Exercise:
Each entry needs to be restated exactly as written.

Given data:
** begin **

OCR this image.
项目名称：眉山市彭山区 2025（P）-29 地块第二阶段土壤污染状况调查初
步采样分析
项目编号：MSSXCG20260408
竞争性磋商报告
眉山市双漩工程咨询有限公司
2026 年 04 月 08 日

** end **

Response to this task:
OCR this image.
项目名称：眉山市彭山区 2025（P）-29 地块第二阶段土壤污染状况调查初
步采样分析
项目编号：MSSXCG20260408
竞争性磋商报告
眉山市双漩工程咨询有限公司
2026 年 04 月 08 日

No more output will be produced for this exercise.